:: Problem requirements ::
Copy all the material that follows, keeping every character the same.

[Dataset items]
↓↓↓

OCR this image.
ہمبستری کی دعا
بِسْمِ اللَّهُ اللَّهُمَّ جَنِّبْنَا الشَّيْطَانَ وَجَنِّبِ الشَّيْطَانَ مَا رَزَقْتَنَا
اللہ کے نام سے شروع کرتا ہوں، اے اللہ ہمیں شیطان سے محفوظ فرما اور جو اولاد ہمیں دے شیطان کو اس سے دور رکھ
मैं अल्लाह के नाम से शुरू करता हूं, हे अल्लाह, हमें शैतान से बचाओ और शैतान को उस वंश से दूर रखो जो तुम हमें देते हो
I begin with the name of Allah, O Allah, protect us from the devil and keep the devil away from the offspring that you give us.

↑↑↑

:: Full response ::
OCR this image.
ہمبستری کی دعا
بِسْمِ اللَّهُ اللَّهُمَّ جَنِّبْنَا الشَّيْطَانَ وَجَنِّبِ الشَّيْطَانَ مَا رَزَقْتَنَا
اللہ کے نام سے شروع کرتا ہوں، اے اللہ ہمیں شیطان سے محفوظ فرما اور جو اولاد ہمیں دے شیطان کو اس سے دور رکھ
मैं अल्लाह के नाम से शुरू करता हूं, हे अल्लाह, हमें शैतान से बचाओ और शैतान को उस वंश से दूर रखो जो तुम हमें देते हो
I begin with the name of Allah, O Allah, protect us from the devil and keep the devil away from the offspring that you give us.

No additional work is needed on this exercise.